**Task instructions**
Search the data below for the word "text" and copy each line that holds it.

**Records to process**
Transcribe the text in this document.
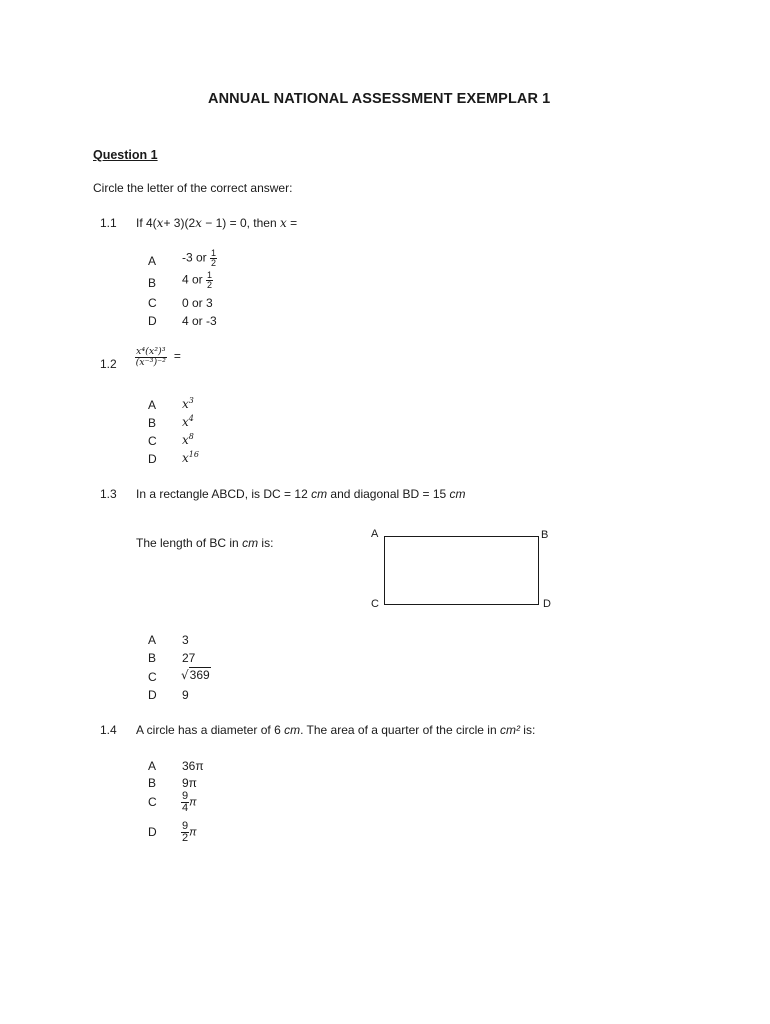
ANNUAL NATIONAL ASSESSMENT EXEMPLAR 1
Question 1
Circle the letter of the correct answer:
1.1 If 4(x+ 3)(2x − 1) = 0, then x =
A	-3 or $\frac{1}{2}$
B	4 or $\frac{1}{2}$
C	0 or 3
D	4 or -3
$1.2 \frac{\text{x⁴(x²)³}}{\text{(x⁻³)⁻²}}$ =
A	$x^3$
B	$x^4$
C	$x^8$
D	$x^{16}$
1.3 In a rectangle ABCD, is DC = 12 cm and diagonal BD = 15 cm
The length of BC in cm is:
A	B
C	D
A	3
B	27
C	√369
D	9
1.4 A circle has a diameter of 6 cm. The area of a quarter of the circle in cm² is:
A	36π
B	9π
C	$\frac{9}{4}$ π
D	$\frac{9}{2}$ π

**Exercise result**
Transcribe the text in this document.
$1.2 \frac{\text{x⁴(x²)³}}{\text{(x⁻³)⁻²}}$ =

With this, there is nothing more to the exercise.